AIM OF THE TASK: Hunt for the word "Prices" across the entries below, copying each line that holds it.

Data records
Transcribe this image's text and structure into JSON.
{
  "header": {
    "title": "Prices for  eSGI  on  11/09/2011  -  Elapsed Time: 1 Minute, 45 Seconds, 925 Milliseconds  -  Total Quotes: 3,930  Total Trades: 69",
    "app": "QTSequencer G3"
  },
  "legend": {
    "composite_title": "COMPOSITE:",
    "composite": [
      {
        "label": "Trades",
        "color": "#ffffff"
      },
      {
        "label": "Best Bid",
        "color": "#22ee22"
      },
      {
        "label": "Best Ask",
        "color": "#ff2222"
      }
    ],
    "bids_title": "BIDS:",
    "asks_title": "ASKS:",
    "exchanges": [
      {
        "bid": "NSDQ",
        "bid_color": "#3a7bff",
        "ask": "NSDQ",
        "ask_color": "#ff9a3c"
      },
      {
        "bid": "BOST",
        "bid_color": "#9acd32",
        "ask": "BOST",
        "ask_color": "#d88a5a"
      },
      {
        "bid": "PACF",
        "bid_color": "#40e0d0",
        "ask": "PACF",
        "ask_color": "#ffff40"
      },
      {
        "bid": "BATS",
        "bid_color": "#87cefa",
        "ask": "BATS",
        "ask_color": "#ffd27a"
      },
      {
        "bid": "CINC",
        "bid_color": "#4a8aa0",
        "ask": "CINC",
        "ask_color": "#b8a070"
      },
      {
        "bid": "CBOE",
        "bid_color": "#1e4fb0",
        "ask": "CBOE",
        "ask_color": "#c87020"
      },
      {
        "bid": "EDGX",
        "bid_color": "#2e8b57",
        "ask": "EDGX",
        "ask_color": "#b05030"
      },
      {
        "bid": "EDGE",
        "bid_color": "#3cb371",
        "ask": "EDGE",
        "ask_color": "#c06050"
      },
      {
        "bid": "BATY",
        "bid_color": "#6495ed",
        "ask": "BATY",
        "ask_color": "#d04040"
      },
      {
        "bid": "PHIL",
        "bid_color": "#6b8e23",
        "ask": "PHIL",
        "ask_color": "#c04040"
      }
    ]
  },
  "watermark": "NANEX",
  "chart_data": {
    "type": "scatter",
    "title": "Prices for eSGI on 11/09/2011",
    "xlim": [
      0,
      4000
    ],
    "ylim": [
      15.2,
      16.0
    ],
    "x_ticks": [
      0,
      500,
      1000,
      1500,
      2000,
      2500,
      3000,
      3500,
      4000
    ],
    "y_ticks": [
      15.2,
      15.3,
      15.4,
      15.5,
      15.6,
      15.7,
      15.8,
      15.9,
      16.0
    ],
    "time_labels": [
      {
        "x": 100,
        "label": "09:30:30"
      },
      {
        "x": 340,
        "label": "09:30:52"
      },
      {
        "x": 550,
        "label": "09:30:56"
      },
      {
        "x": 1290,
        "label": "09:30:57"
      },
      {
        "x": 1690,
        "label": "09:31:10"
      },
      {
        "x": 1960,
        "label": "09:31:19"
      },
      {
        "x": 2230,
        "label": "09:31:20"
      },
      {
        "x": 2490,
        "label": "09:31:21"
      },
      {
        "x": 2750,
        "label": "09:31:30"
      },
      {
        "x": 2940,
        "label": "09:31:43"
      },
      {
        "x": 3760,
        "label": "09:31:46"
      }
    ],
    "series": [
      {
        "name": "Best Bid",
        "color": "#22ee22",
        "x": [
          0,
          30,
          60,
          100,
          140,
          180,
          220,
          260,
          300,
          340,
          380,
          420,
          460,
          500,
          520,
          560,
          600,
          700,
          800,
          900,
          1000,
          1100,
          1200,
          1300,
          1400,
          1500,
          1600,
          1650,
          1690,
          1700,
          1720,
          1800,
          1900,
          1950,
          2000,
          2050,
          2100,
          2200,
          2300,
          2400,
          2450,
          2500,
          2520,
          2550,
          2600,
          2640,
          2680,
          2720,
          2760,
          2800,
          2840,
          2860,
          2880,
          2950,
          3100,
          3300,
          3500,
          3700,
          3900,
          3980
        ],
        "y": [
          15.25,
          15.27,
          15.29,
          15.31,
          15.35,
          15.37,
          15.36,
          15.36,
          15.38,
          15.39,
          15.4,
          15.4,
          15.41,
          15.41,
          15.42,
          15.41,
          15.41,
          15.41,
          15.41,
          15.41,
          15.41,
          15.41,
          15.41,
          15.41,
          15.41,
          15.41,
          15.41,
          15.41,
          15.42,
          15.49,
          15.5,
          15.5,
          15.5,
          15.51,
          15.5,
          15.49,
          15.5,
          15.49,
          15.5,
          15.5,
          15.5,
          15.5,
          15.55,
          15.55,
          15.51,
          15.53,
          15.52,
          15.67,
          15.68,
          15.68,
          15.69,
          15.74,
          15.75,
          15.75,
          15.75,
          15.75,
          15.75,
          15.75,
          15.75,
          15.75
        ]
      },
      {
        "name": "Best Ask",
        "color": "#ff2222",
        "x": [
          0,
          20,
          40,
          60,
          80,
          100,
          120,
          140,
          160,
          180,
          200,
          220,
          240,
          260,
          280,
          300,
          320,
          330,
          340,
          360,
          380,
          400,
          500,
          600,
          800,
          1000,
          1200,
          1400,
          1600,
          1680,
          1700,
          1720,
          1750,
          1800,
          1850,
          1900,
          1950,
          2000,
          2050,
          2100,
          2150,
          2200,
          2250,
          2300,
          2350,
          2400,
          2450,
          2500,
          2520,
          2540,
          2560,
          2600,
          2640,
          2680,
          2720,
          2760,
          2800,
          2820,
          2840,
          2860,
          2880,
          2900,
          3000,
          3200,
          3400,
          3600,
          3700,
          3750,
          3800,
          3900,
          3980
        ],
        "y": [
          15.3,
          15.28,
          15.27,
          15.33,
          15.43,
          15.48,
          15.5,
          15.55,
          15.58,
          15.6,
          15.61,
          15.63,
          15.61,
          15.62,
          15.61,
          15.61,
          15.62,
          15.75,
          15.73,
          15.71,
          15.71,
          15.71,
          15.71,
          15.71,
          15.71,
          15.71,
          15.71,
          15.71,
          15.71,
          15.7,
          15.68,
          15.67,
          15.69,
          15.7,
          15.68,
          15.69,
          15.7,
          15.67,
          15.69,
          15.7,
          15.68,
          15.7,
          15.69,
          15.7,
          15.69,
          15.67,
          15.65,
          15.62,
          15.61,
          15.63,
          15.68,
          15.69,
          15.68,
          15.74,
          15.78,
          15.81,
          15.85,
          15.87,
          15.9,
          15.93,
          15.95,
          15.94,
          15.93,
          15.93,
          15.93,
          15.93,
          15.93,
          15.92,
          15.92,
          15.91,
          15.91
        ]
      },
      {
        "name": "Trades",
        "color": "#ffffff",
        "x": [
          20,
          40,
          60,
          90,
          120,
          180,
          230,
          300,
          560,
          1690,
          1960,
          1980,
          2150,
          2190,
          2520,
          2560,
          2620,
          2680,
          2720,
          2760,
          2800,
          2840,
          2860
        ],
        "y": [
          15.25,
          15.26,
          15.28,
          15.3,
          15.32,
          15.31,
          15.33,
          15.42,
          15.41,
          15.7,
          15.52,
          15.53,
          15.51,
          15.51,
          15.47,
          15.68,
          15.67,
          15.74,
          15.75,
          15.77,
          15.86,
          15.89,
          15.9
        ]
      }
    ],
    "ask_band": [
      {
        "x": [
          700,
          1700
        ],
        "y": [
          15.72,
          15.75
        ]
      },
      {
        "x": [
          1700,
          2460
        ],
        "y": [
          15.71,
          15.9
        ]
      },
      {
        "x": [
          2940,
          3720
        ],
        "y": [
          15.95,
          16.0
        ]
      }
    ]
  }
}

RESULT OF THE EXERCISE:
    "title": "Prices for  eSGI  on  11/09/2011  -  Elapsed Time: 1 Minute, 45 Seconds, 925 Milliseconds  -  Total Quotes: 3,930  Total Trades: 69",
    "title": "Prices for eSGI on 11/09/2011",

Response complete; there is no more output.